### RECORD SET
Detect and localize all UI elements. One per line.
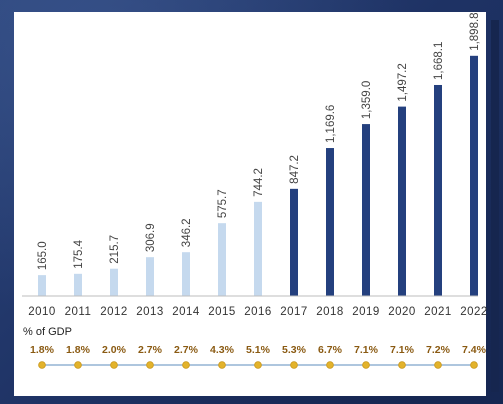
gdp-marker-2019: [362, 361, 370, 369]
value-label-2018: 1,169.6: [325, 105, 337, 143]
x-tick-2020: 2020: [388, 306, 416, 318]
gdp-label-2010: 1.8%: [30, 344, 55, 356]
gdp-marker-2011: [74, 361, 82, 369]
gdp-marker-2015: [218, 361, 226, 369]
value-label-2011: 175.4: [73, 239, 85, 268]
gdp-marker-2013: [146, 361, 154, 369]
gdp-marker-2010: [38, 361, 46, 369]
x-tick-2013: 2013: [136, 306, 164, 318]
bar-2019: [362, 124, 370, 296]
value-label-2014: 346.2: [181, 218, 193, 247]
gdp-label-2015: 4.3%: [210, 344, 235, 356]
x-tick-2014: 2014: [172, 306, 200, 318]
x-tick-2017: 2017: [280, 306, 308, 318]
gdp-marker-2012: [110, 361, 118, 369]
gdp-label-2021: 7.2%: [426, 344, 451, 356]
value-label-2022: 1,898.8: [469, 12, 481, 50]
gdp-marker-2022: [470, 361, 478, 369]
gdp-label-2017: 5.3%: [282, 344, 307, 356]
bar-2013: [146, 257, 154, 296]
value-labels-group: 165.0 175.4 215.7 306.9 346.2 575.7 744.2 847.2…: [37, 12, 481, 270]
value-label-2013: 306.9: [145, 223, 157, 252]
value-label-2017: 847.2: [289, 155, 301, 184]
chart-panel: [14, 12, 486, 396]
gdp-label-2012: 2.0%: [102, 344, 127, 356]
gdp-label-2018: 6.7%: [318, 344, 343, 356]
x-tick-2015: 2015: [208, 306, 236, 318]
bar-2012: [110, 268, 118, 296]
bar-2010: [38, 275, 46, 296]
x-tick-2011: 2011: [65, 306, 92, 318]
value-label-2015: 575.7: [217, 189, 229, 218]
x-tick-2019: 2019: [352, 306, 380, 318]
bar-2016: [254, 201, 262, 296]
x-tick-2012: 2012: [100, 306, 128, 318]
gdp-title: % of GDP: [23, 326, 72, 338]
value-label-2010: 165.0: [37, 241, 49, 270]
gdp-label-2022: 7.4%: [462, 344, 487, 356]
bar-2018: [326, 148, 334, 296]
right-border-strip: [491, 20, 499, 392]
x-tick-2010: 2010: [28, 306, 56, 318]
gdp-marker-2017: [290, 361, 298, 369]
gdp-marker-2014: [182, 361, 190, 369]
x-tick-labels-group: 2010 2011 2012 2013 2014 2015 2016 2017 2018 2019…: [28, 306, 488, 318]
value-label-2020: 1,497.2: [397, 63, 409, 101]
bar-2021: [434, 84, 442, 296]
bars-group: [38, 55, 478, 296]
value-label-2012: 215.7: [109, 235, 121, 264]
bar-2011: [74, 273, 82, 296]
bar-2020: [398, 106, 406, 296]
value-label-2019: 1,359.0: [361, 81, 373, 119]
gdp-label-2020: 7.1%: [390, 344, 415, 356]
gdp-label-2011: 1.8%: [66, 344, 91, 356]
gdp-marker-2018: [326, 361, 334, 369]
x-tick-2022: 2022: [460, 306, 488, 318]
x-tick-2021: 2021: [424, 306, 452, 318]
bar-2022: [470, 55, 478, 296]
bar-2015: [218, 223, 226, 296]
gdp-marker-2021: [434, 361, 442, 369]
x-tick-2016: 2016: [244, 306, 272, 318]
gdp-label-2016: 5.1%: [246, 344, 271, 356]
bar-2017: [290, 188, 298, 296]
gdp-label-2014: 2.7%: [174, 344, 199, 356]
value-label-2021: 1,668.1: [433, 42, 445, 80]
gdp-labels-group: 1.8% 1.8% 2.0% 2.7% 2.7% 4.3% 5.1% 5.3% 6.7% 7.1%…: [30, 344, 487, 356]
gdp-marker-2020: [398, 361, 406, 369]
bar-2014: [182, 252, 190, 296]
x-tick-2018: 2018: [316, 306, 344, 318]
value-label-2016: 744.2: [253, 168, 265, 197]
gdp-markers-group: [38, 361, 478, 369]
gdp-label-2019: 7.1%: [354, 344, 379, 356]
gdp-label-2013: 2.7%: [138, 344, 163, 356]
gdp-marker-2016: [254, 361, 262, 369]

### INSTRUCTION
Format all of the data above as a JSON list of strings, with one string per line and blank lines left out. Omit the picture lines.

### FULL SOLUTION
[
  "Detect and localize all UI elements. One per line.",
  "gdp-marker-2019: [362, 361, 370, 369]",
  "value-label-2018: 1,169.6: [325, 105, 337, 143]",
  "x-tick-2020: 2020: [388, 306, 416, 318]",
  "gdp-label-2010: 1.8%: [30, 344, 55, 356]",
  "gdp-marker-2011: [74, 361, 82, 369]",
  "gdp-marker-2015: [218, 361, 226, 369]",
  "value-label-2011: 175.4: [73, 239, 85, 268]",
  "gdp-marker-2013: [146, 361, 154, 369]",
  "gdp-marker-2010: [38, 361, 46, 369]",
  "x-tick-2013: 2013: [136, 306, 164, 318]",
  "bar-2019: [362, 124, 370, 296]",
  "value-label-2014: 346.2: [181, 218, 193, 247]",
  "gdp-label-2015: 4.3%: [210, 344, 235, 356]",
  "x-tick-2014: 2014: [172, 306, 200, 318]",
  "x-tick-2017: 2017: [280, 306, 308, 318]",
  "gdp-marker-2012: [110, 361, 118, 369]",
  "gdp-label-2021: 7.2%: [426, 344, 451, 356]",
  "value-label-2022: 1,898.8: [469, 12, 481, 50]",
  "gdp-marker-2022: [470, 361, 478, 369]",
  "gdp-label-2017: 5.3%: [282, 344, 307, 356]",
  "bar-2013: [146, 257, 154, 296]",
  "value-labels-group: 165.0 175.4 215.7 306.9 346.2 575.7 744.2 847.2…: [37, 12, 481, 270]",
  "value-label-2013: 306.9: [145, 223, 157, 252]",
  "value-label-2017: 847.2: [289, 155, 301, 184]",
  "chart-panel: [14, 12, 486, 396]",
  "gdp-label-2012: 2.0%: [102, 344, 127, 356]",
  "gdp-label-2018: 6.7%: [318, 344, 343, 356]",
  "x-tick-2015: 2015: [208, 306, 236, 318]",
  "bar-2012: [110, 268, 118, 296]",
  "bar-2010: [38, 275, 46, 296]",
  "x-tick-2011: 2011: [65, 306, 92, 318]",
  "value-label-2015: 575.7: [217, 189, 229, 218]",
  "x-tick-2019: 2019: [352, 306, 380, 318]",
  "bar-2016: [254, 201, 262, 296]",
  "x-tick-2012: 2012: [100, 306, 128, 318]",
  "gdp-title: % of GDP: [23, 326, 72, 338]",
  "value-label-2010: 165.0: [37, 241, 49, 270]",
  "gdp-label-2022: 7.4%: [462, 344, 487, 356]",
  "bar-2018: [326, 148, 334, 296]",
  "right-border-strip: [491, 20, 499, 392]",
  "x-tick-2010: 2010: [28, 306, 56, 318]",
  "gdp-marker-2017: [290, 361, 298, 369]",
  "gdp-marker-2014: [182, 361, 190, 369]",
  "x-tick-labels-group: 2010 2011 2012 2013 2014 2015 2016 2017 2018 2019…: [28, 306, 488, 318]",
  "value-label-2020: 1,497.2: [397, 63, 409, 101]",
  "bar-2021: [434, 84, 442, 296]",
  "bars-group: [38, 55, 478, 296]",
  "value-label-2012: 215.7: [109, 235, 121, 264]",
  "bar-2011: [74, 273, 82, 296]",
  "bar-2020: [398, 106, 406, 296]",
  "value-label-2019: 1,359.0: [361, 81, 373, 119]",
  "gdp-label-2020: 7.1%: [390, 344, 415, 356]",
  "gdp-label-2011: 1.8%: [66, 344, 91, 356]",
  "gdp-marker-2018: [326, 361, 334, 369]",
  "x-tick-2022: 2022: [460, 306, 488, 318]",
  "x-tick-2021: 2021: [424, 306, 452, 318]",
  "bar-2022: [470, 55, 478, 296]",
  "bar-2015: [218, 223, 226, 296]",
  "gdp-marker-2021: [434, 361, 442, 369]",
  "x-tick-2016: 2016: [244, 306, 272, 318]",
  "gdp-label-2016: 5.1%: [246, 344, 271, 356]",
  "bar-2017: [290, 188, 298, 296]",
  "gdp-label-2014: 2.7%: [174, 344, 199, 356]",
  "value-label-2021: 1,668.1: [433, 42, 445, 80]",
  "gdp-labels-group: 1.8% 1.8% 2.0% 2.7% 2.7% 4.3% 5.1% 5.3% 6.7% 7.1%…: [30, 344, 487, 356]",
  "gdp-marker-2020: [398, 361, 406, 369]",
  "bar-2014: [182, 252, 190, 296]",
  "x-tick-2018: 2018: [316, 306, 344, 318]",
  "value-label-2016: 744.2: [253, 168, 265, 197]",
  "gdp-markers-group: [38, 361, 478, 369]",
  "gdp-label-2019: 7.1%: [354, 344, 379, 356]",
  "gdp-label-2013: 2.7%: [138, 344, 163, 356]",
  "gdp-marker-2016: [254, 361, 262, 369]"
]